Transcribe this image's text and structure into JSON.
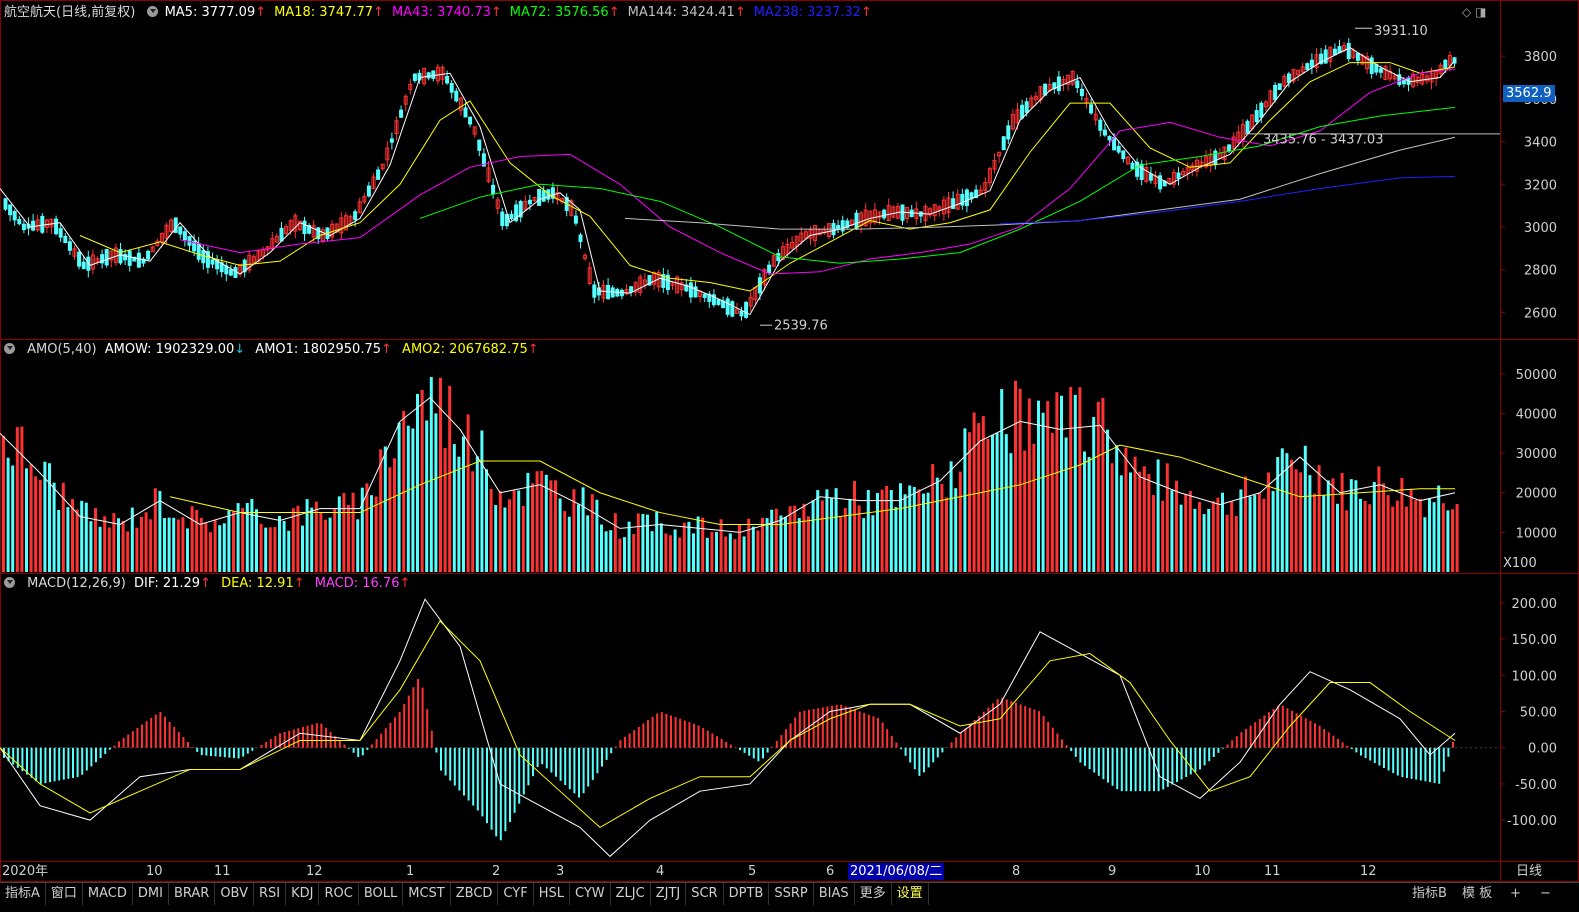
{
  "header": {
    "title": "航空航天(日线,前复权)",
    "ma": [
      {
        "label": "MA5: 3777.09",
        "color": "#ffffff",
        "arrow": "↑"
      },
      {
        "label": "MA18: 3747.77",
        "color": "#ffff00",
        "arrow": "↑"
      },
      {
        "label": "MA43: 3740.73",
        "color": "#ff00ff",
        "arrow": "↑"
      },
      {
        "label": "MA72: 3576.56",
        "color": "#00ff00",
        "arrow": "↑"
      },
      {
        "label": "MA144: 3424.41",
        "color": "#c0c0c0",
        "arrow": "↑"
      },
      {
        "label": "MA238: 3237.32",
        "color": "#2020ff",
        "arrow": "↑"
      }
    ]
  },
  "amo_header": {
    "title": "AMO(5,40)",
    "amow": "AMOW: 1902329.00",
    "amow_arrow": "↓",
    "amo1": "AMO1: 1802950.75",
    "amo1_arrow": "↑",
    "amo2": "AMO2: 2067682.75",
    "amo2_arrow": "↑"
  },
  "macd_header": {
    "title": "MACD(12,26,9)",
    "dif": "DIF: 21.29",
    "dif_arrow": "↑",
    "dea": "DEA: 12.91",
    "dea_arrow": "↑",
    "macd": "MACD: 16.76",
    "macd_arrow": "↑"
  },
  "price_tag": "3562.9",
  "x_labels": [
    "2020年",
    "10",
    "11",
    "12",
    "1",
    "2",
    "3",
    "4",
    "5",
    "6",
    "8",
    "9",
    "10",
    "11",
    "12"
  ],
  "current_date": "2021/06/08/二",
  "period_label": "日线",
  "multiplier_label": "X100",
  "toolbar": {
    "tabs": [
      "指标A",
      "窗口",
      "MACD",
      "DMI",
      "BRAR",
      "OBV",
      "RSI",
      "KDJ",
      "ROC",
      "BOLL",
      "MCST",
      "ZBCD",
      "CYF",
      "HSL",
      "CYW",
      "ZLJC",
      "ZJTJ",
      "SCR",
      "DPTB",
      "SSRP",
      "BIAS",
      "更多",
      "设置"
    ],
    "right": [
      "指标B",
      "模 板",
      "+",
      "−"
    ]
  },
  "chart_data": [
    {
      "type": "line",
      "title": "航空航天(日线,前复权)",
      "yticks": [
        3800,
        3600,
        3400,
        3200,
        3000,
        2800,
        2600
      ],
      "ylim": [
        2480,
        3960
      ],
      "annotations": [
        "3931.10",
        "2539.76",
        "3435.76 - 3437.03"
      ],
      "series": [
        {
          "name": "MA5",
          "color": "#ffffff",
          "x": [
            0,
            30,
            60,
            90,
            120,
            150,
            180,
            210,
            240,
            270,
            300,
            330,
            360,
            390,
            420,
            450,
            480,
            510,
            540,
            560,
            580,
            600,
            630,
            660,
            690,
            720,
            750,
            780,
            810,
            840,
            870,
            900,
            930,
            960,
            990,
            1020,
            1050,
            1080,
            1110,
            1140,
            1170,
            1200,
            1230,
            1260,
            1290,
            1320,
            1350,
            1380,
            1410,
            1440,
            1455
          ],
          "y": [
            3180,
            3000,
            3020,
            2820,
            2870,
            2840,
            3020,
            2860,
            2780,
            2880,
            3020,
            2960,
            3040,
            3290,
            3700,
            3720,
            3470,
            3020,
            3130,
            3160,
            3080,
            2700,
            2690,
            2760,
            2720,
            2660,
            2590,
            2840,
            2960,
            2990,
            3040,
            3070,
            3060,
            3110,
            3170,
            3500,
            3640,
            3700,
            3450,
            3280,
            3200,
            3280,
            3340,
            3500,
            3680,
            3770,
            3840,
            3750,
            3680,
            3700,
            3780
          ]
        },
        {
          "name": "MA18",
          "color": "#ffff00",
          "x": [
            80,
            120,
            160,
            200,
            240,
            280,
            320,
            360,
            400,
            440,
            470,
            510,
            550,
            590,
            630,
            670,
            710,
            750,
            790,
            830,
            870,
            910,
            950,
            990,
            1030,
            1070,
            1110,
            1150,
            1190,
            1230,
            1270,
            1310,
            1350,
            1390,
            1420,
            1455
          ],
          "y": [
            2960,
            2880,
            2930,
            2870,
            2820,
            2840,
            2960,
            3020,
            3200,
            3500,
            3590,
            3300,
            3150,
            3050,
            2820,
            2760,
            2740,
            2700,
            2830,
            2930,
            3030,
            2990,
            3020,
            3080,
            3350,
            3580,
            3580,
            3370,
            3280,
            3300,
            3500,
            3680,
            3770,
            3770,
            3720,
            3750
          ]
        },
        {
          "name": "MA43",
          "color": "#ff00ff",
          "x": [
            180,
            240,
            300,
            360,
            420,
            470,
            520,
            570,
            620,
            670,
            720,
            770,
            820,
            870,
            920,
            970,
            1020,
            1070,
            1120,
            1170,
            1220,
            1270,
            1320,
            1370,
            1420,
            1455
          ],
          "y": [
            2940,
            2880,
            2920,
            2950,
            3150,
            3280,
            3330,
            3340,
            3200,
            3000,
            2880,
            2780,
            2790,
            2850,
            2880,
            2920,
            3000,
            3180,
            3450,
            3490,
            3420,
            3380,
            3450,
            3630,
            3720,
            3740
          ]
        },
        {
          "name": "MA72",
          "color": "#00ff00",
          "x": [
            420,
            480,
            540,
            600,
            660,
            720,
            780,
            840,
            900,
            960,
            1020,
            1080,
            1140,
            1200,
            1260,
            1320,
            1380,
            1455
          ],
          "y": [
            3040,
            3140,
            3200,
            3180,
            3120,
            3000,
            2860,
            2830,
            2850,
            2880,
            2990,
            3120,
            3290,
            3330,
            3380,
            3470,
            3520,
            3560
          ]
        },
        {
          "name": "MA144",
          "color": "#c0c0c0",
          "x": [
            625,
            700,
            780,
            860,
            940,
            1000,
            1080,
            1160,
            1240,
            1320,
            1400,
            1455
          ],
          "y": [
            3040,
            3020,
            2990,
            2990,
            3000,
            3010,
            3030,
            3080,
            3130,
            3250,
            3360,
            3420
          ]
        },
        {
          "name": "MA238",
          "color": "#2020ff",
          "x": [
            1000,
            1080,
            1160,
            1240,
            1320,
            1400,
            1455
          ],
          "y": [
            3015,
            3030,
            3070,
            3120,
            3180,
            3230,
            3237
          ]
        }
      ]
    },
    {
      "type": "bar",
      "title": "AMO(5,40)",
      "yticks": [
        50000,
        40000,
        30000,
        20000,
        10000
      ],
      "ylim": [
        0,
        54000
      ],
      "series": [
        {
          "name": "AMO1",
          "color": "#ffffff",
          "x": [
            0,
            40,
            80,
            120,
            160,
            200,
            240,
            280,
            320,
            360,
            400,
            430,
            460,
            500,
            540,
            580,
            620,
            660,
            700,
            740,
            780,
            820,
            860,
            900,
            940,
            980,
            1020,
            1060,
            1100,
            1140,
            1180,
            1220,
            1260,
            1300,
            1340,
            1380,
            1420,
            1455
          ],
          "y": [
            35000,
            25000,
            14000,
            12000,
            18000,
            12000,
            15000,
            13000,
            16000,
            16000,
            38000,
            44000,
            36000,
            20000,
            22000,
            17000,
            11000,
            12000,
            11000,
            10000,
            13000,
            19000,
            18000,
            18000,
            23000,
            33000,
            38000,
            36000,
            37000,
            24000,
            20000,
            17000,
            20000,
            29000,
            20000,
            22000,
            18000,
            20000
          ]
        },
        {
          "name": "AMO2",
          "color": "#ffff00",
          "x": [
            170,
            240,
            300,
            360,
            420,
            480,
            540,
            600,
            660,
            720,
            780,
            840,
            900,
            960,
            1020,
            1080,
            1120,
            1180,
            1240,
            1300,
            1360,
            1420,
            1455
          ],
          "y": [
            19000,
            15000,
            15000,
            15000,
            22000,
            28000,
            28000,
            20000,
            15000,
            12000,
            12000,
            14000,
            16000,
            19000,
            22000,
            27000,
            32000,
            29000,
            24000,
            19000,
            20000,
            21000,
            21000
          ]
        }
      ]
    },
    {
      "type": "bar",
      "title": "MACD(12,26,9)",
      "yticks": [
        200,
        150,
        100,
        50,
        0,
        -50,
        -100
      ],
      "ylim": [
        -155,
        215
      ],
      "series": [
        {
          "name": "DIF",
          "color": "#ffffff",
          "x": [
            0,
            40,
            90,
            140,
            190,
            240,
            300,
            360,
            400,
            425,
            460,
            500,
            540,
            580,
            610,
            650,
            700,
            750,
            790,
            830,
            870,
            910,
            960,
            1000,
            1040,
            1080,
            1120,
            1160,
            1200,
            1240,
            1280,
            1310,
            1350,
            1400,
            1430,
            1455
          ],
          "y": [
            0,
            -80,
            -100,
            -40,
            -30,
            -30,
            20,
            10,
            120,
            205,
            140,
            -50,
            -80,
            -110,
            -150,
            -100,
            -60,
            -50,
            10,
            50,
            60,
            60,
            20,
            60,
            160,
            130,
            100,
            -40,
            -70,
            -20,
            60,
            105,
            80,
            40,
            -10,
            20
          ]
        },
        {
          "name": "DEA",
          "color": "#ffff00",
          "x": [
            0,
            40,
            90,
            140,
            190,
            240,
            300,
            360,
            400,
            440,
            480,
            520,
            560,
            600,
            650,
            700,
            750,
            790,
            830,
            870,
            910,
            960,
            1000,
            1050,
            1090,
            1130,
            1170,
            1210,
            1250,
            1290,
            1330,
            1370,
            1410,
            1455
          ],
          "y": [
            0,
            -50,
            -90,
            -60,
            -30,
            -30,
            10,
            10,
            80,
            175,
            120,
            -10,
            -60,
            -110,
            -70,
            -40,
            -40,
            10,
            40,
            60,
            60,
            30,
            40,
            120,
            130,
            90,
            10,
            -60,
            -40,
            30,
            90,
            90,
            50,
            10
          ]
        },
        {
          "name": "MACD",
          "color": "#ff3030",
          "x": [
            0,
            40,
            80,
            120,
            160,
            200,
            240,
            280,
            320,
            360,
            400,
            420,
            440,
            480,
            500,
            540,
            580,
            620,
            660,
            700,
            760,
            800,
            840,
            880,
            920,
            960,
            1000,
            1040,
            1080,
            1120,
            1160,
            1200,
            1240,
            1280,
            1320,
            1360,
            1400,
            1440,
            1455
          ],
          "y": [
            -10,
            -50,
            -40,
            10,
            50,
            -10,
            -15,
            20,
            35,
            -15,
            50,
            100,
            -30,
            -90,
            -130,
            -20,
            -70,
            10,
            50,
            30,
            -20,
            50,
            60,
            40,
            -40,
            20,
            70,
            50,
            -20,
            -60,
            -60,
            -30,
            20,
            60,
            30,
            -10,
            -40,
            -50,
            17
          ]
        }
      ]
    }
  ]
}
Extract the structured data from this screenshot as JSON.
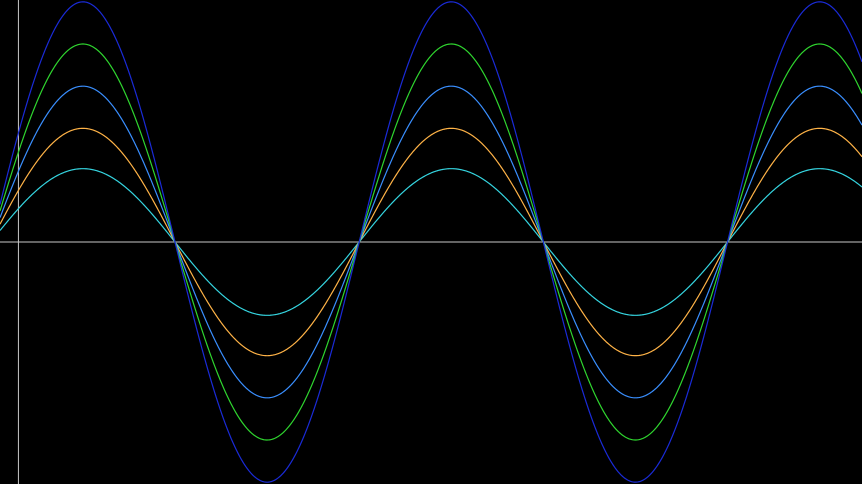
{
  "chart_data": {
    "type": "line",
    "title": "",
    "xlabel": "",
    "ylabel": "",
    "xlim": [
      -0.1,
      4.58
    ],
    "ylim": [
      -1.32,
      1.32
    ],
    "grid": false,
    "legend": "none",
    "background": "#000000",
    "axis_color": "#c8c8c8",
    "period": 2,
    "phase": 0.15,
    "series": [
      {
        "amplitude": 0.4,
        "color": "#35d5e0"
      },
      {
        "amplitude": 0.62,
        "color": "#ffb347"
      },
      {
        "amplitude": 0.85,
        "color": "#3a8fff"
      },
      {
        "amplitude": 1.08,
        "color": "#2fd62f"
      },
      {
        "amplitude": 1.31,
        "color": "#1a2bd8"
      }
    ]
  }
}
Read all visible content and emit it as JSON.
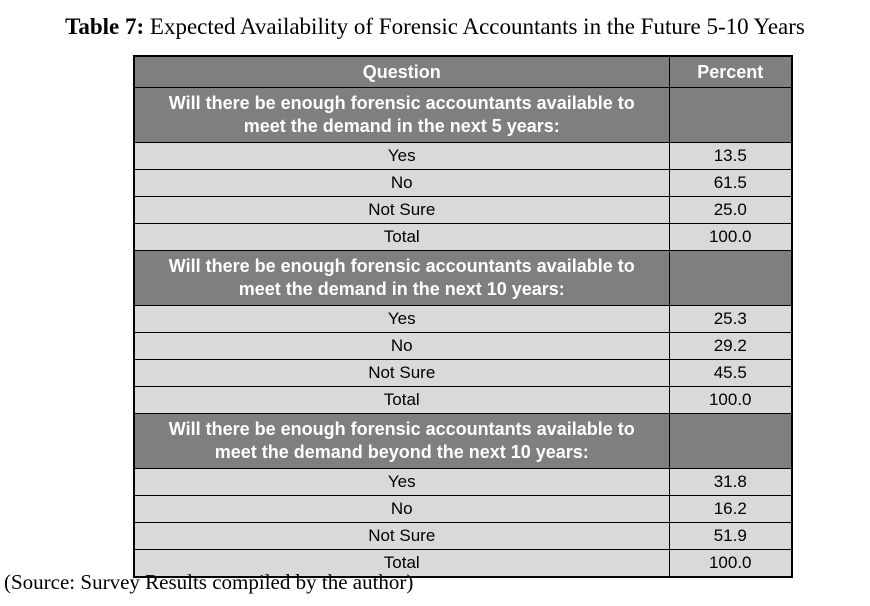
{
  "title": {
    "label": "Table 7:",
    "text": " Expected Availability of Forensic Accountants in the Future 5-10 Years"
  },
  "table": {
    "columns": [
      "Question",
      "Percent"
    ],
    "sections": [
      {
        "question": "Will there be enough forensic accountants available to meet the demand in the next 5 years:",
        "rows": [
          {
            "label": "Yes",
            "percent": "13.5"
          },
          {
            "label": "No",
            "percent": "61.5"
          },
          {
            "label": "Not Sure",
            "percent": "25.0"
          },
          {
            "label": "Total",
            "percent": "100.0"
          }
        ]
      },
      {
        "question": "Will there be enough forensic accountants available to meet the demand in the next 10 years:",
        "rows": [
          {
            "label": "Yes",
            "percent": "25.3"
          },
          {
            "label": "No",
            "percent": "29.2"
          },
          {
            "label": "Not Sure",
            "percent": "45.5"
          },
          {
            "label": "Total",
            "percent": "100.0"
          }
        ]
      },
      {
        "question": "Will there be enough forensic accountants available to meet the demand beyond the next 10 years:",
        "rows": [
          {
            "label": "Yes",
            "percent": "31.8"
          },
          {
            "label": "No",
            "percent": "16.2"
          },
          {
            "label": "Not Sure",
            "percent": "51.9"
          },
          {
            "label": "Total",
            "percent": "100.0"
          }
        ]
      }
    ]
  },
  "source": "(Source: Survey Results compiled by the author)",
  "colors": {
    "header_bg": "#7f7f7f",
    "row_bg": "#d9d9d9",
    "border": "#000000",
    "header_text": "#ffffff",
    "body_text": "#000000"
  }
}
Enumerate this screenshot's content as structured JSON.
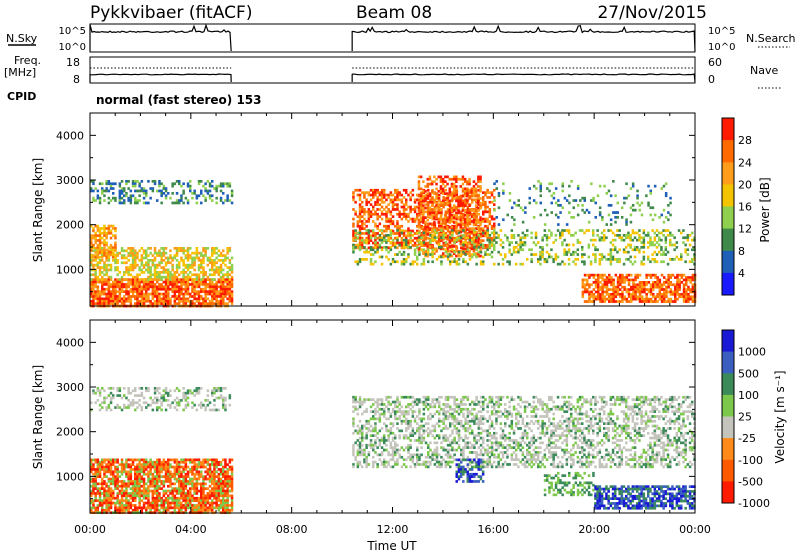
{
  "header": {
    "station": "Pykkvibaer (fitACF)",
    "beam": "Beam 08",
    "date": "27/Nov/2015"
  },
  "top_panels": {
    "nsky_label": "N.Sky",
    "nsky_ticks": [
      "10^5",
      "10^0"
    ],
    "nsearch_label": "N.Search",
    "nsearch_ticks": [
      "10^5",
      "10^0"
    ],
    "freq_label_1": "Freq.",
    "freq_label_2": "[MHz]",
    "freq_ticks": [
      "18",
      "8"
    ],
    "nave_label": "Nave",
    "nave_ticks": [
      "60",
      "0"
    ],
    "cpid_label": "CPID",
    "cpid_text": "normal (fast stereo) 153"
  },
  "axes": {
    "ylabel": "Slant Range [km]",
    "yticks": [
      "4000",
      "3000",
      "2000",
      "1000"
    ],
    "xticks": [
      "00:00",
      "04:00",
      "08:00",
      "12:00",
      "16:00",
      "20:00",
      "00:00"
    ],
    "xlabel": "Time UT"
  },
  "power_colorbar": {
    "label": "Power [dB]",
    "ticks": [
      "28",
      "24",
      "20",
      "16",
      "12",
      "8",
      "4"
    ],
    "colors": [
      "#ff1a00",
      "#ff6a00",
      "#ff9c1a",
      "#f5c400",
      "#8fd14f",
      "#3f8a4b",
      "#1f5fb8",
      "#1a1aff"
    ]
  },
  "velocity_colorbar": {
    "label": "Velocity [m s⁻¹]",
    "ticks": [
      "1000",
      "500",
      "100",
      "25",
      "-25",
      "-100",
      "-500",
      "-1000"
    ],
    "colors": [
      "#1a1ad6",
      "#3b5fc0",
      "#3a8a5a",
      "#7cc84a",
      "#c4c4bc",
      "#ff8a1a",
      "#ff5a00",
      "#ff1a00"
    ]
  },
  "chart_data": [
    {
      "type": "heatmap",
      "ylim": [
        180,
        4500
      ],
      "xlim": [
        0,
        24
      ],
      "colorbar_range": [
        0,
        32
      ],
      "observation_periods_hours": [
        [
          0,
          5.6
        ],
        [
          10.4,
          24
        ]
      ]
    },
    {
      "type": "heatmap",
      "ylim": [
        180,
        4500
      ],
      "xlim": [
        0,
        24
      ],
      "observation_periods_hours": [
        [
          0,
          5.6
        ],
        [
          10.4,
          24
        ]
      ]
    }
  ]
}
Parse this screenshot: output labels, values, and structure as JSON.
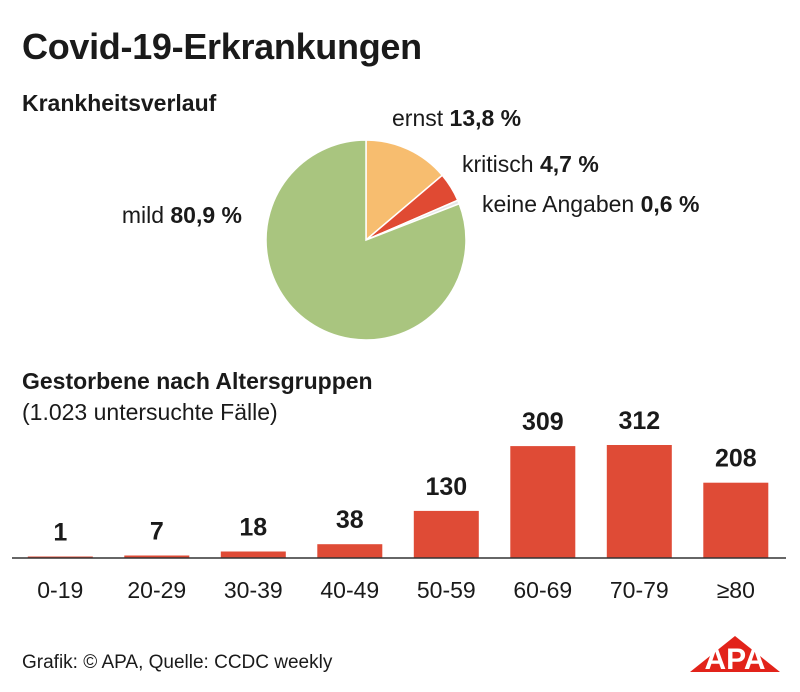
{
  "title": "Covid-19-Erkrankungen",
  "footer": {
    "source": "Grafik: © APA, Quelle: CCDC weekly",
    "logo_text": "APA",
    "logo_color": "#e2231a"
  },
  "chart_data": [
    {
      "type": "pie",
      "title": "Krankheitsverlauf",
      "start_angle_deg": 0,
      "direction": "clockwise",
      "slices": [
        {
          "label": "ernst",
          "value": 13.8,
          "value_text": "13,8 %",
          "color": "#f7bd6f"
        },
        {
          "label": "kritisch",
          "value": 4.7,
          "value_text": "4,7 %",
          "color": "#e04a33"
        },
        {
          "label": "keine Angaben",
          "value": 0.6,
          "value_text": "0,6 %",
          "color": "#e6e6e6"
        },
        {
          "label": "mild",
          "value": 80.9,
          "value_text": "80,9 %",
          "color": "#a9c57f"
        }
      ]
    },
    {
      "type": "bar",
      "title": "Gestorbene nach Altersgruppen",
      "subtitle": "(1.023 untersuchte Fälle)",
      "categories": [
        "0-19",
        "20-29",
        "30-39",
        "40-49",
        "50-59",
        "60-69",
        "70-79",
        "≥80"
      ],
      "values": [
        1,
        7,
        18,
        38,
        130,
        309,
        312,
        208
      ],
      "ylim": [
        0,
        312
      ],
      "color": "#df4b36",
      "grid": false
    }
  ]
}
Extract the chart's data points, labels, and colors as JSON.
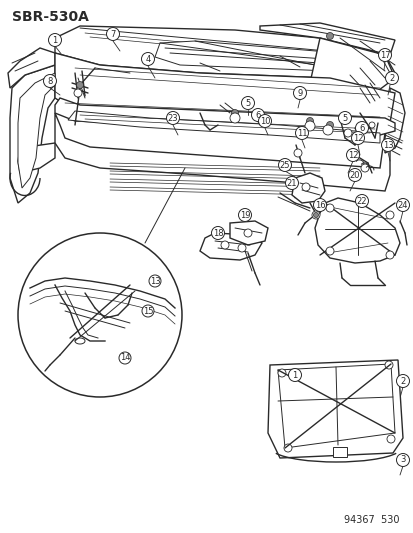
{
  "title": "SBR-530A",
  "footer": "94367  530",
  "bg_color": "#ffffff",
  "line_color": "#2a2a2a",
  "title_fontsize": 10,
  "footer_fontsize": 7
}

■ **Instruction**: Make a copy of each line that contains the string "meet".

■ **Response**:
        "question": "Will there be enough forensic accountants available to meet the demand in the next 5 years:",
        "question": "Will there be enough forensic accountants available to meet the demand in the next 10 years:",
        "question": "Will there be enough forensic accountants available to meet the demand beyond the next 10 years:",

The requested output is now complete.